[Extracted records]
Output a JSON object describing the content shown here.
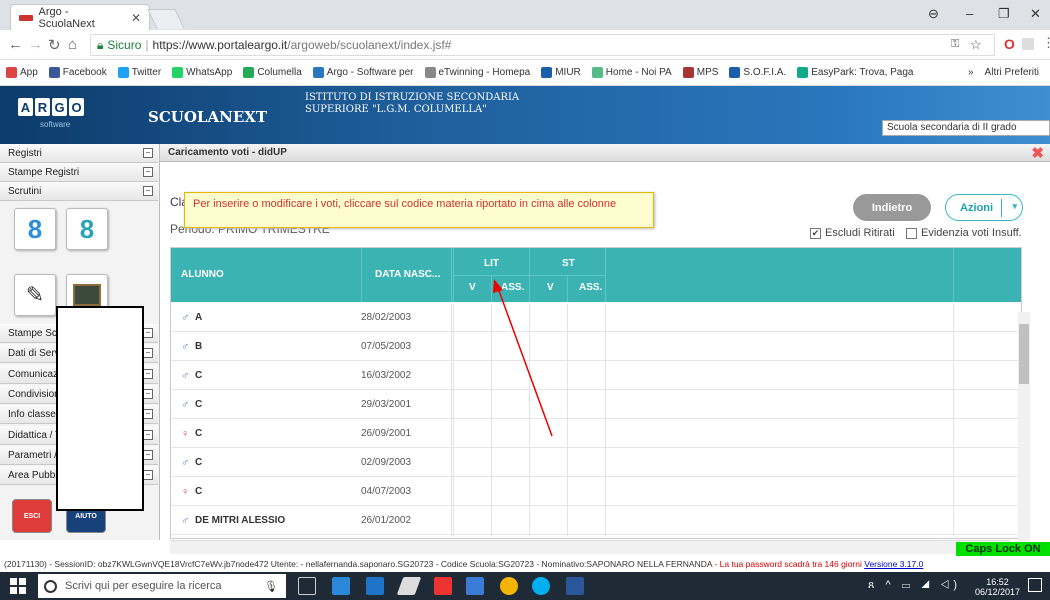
{
  "browser": {
    "tab_title": "Argo - ScuolaNext",
    "url_secure": "Sicuro",
    "url_domain": "https://www.portaleargo.it",
    "url_path": "/argoweb/scuolanext/index.jsf#",
    "bookmarks": [
      {
        "label": "App",
        "color": "#d44"
      },
      {
        "label": "Facebook",
        "color": "#3b5998"
      },
      {
        "label": "Twitter",
        "color": "#1da1f2"
      },
      {
        "label": "WhatsApp",
        "color": "#25d366"
      },
      {
        "label": "Columella",
        "color": "#2a5"
      },
      {
        "label": "Argo - Software per",
        "color": "#2a77bd"
      },
      {
        "label": "eTwinning - Homepa",
        "color": "#888"
      },
      {
        "label": "MIUR",
        "color": "#1b5faa"
      },
      {
        "label": "Home - Noi PA",
        "color": "#5b8"
      },
      {
        "label": "MPS",
        "color": "#a33"
      },
      {
        "label": "S.O.F.I.A.",
        "color": "#1b5faa"
      },
      {
        "label": "EasyPark: Trova, Paga",
        "color": "#1a8"
      }
    ],
    "bookmarks_more": "»",
    "other_bookmarks": "Altri Preferiti"
  },
  "header": {
    "logo_letters": [
      "A",
      "R",
      "G",
      "O"
    ],
    "logo_sub": "software",
    "app_name": "SCUOLANEXT",
    "school_line1": "ISTITUTO DI ISTRUZIONE SECONDARIA",
    "school_line2": "SUPERIORE \"L.G.M. COLUMELLA\"",
    "school_type": "Scuola secondaria di II grado"
  },
  "sidebar": {
    "top_items": [
      {
        "label": "Registri",
        "toggle": "−"
      },
      {
        "label": "Stampe Registri",
        "toggle": "−"
      },
      {
        "label": "Scrutini",
        "toggle": "−"
      }
    ],
    "items": [
      {
        "label": "Stampe Scrutini",
        "toggle": "−"
      },
      {
        "label": "Dati di Servizio e Contabili",
        "toggle": "−"
      },
      {
        "label": "Comunicazioni",
        "toggle": "−"
      },
      {
        "label": "Condivisione Documenti",
        "toggle": "−"
      },
      {
        "label": "Info classe / docenti",
        "toggle": "−"
      },
      {
        "label": "Didattica / Tabelle",
        "toggle": "−"
      },
      {
        "label": "Parametri / Utility",
        "toggle": "−"
      },
      {
        "label": "Area Pubblica",
        "toggle": "−"
      }
    ],
    "exit_label": "ESCI",
    "help_label": "AIUTO"
  },
  "main": {
    "title": "Caricamento voti - didUP",
    "tooltip": "Per inserire o modificare i voti, cliccare sul codice materia riportato in cima alle colonne",
    "classe_prefix": "Cla",
    "periodo": "Periodo: PRIMO TRIMESTRE",
    "back_button": "Indietro",
    "actions_button": "Azioni",
    "exclude_withdrawn": "Escludi Ritirati",
    "highlight_insufficient": "Evidenzia voti Insuff.",
    "columns": {
      "student": "ALUNNO",
      "birth": "DATA NASC...",
      "subject1": "LIT",
      "subject2": "ST",
      "v": "V",
      "ass": "ASS."
    },
    "rows": [
      {
        "gender": "♂",
        "initial": "A",
        "date": "28/02/2003"
      },
      {
        "gender": "♂",
        "initial": "B",
        "date": "07/05/2003"
      },
      {
        "gender": "♂",
        "initial": "C",
        "date": "16/03/2002"
      },
      {
        "gender": "♂",
        "initial": "C",
        "date": "29/03/2001"
      },
      {
        "gender": "♀",
        "initial": "C",
        "date": "26/09/2001"
      },
      {
        "gender": "♂",
        "initial": "C",
        "date": "02/09/2003"
      },
      {
        "gender": "♀",
        "initial": "C",
        "date": "04/07/2003"
      },
      {
        "gender": "♂",
        "initial": "DE MITRI ALESSIO",
        "date": "26/01/2002"
      }
    ],
    "colors": {
      "header": "#3cb3b3",
      "male": "#4a7fd0",
      "female": "#d0477f"
    }
  },
  "status": {
    "caps": "Caps Lock ON",
    "session": "(20171130) - SessionID: obz7KWLGwnVQE18VrcfC7eWv.jb7node472 Utente: - nellafernanda.saponaro.SG20723 - Codice Scuola:SG20723 - Nominativo:SAPONARO NELLA FERNANDA",
    "password_warning": "- La tua password scadrà tra 146 giorni",
    "version": "Versione 3.17.0"
  },
  "taskbar": {
    "search_placeholder": "Scrivi qui per eseguire la ricerca",
    "time": "16:52",
    "date": "06/12/2017"
  }
}
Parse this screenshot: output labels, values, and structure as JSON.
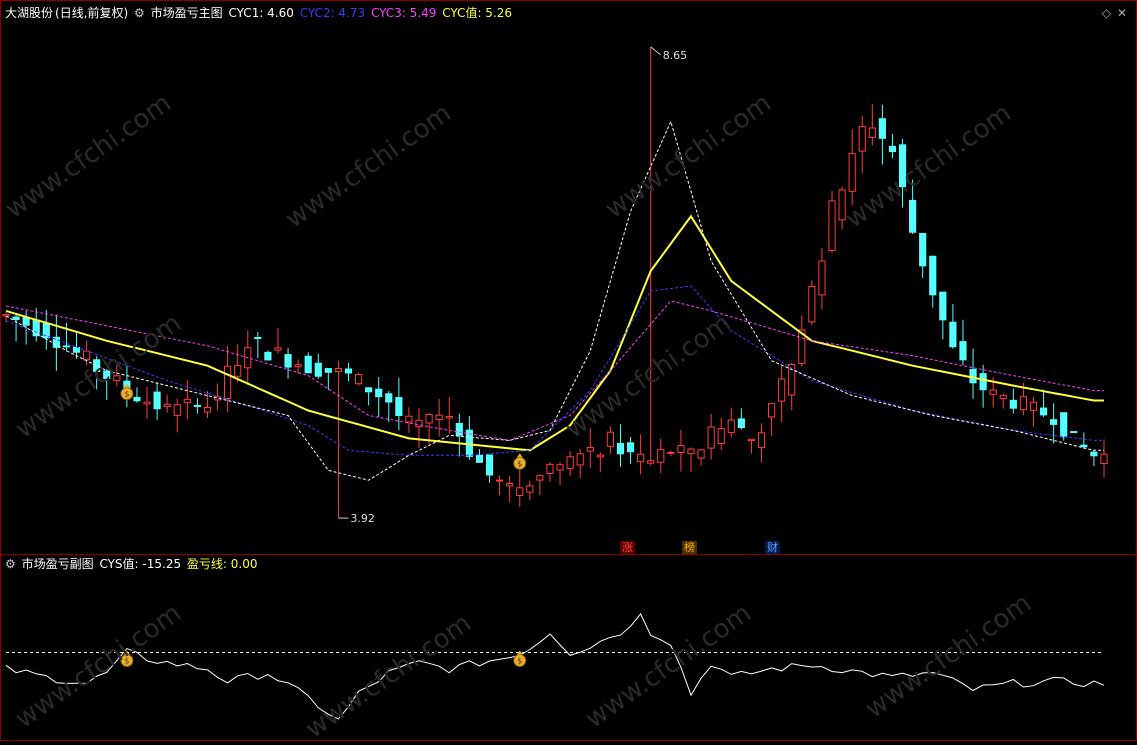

Set exercise: Select every line of the material above holding the word "date" and copy it.

Solution:
        "date": "28/02/2003"
        "date": "07/05/2003"
        "date": "16/03/2002"
        "date": "29/03/2001"
        "date": "26/09/2001"
        "date": "02/09/2003"
        "date": "04/07/2003"
        "date": "26/01/2002"
    "date": "06/12/2017"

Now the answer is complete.